───── Input rows ─────

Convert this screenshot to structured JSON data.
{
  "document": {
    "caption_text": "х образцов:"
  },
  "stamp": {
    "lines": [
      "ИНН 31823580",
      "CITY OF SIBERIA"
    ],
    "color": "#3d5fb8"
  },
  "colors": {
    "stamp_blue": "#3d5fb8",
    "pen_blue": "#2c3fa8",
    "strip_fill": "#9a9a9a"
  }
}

─────

→ **To do**:
Transcribe each entry exactly.

→ **Response to this exercise**:
Convert this screenshot to structured JSON data.
{
  "document": {
    "caption_text": "х образцов:"
  },
  "stamp": {
    "lines": [
      "ИНН 31823580",
      "CITY OF SIBERIA"
    ],
    "color": "#3d5fb8"
  },
  "colors": {
    "stamp_blue": "#3d5fb8",
    "pen_blue": "#2c3fa8",
    "strip_fill": "#9a9a9a"
  }
}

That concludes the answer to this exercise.